> _EXERCISE BRIEF_
Sort through the entries below and pull out lines containing the word "пожаров".

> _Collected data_
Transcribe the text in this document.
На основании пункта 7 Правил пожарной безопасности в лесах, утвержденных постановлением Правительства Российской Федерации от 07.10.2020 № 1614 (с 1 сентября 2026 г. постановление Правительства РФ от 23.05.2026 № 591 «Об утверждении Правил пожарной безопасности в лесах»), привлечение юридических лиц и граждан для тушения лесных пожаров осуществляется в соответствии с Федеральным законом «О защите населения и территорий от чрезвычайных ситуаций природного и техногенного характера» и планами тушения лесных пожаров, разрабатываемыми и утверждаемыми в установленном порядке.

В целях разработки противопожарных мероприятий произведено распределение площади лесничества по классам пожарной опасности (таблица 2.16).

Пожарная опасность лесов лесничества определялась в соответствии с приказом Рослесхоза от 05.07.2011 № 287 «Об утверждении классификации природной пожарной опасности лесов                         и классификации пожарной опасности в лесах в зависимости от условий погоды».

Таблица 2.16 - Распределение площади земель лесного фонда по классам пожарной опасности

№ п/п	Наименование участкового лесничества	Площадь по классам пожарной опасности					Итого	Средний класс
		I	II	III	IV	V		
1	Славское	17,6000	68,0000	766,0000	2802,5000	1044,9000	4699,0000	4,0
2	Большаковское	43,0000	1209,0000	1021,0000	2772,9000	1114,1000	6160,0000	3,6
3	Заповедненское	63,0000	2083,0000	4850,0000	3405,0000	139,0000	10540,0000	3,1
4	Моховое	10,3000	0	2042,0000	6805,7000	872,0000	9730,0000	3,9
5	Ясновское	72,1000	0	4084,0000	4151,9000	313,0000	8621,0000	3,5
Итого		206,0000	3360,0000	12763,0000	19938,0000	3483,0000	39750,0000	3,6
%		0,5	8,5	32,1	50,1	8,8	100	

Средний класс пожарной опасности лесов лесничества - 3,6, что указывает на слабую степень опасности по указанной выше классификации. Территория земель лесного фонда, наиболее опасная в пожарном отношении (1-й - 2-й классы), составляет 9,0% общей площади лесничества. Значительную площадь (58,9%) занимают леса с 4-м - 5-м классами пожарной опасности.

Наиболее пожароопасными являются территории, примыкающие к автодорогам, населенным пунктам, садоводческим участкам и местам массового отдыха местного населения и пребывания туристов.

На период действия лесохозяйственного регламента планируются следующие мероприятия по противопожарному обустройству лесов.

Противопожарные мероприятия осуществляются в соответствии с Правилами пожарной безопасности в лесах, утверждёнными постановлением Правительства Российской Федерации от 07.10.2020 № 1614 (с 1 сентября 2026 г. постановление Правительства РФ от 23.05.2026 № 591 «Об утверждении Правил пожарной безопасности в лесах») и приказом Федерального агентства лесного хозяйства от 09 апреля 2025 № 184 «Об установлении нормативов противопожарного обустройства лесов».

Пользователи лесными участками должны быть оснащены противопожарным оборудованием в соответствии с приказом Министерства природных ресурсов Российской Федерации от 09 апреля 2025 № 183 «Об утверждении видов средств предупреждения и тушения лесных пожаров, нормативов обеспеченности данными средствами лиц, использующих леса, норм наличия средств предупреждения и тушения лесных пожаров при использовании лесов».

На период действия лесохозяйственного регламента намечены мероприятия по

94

> _SOLVED PROBLEM_
На основании пункта 7 Правил пожарной безопасности в лесах, утвержденных постановлением Правительства Российской Федерации от 07.10.2020 № 1614 (с 1 сентября 2026 г. постановление Правительства РФ от 23.05.2026 № 591 «Об утверждении Правил пожарной безопасности в лесах»), привлечение юридических лиц и граждан для тушения лесных пожаров осуществляется в соответствии с Федеральным законом «О защите населения и территорий от чрезвычайных ситуаций природного и техногенного характера» и планами тушения лесных пожаров, разрабатываемыми и утверждаемыми в установленном порядке.
Пользователи лесными участками должны быть оснащены противопожарным оборудованием в соответствии с приказом Министерства природных ресурсов Российской Федерации от 09 апреля 2025 № 183 «Об утверждении видов средств предупреждения и тушения лесных пожаров, нормативов обеспеченности данными средствами лиц, использующих леса, норм наличия средств предупреждения и тушения лесных пожаров при использовании лесов».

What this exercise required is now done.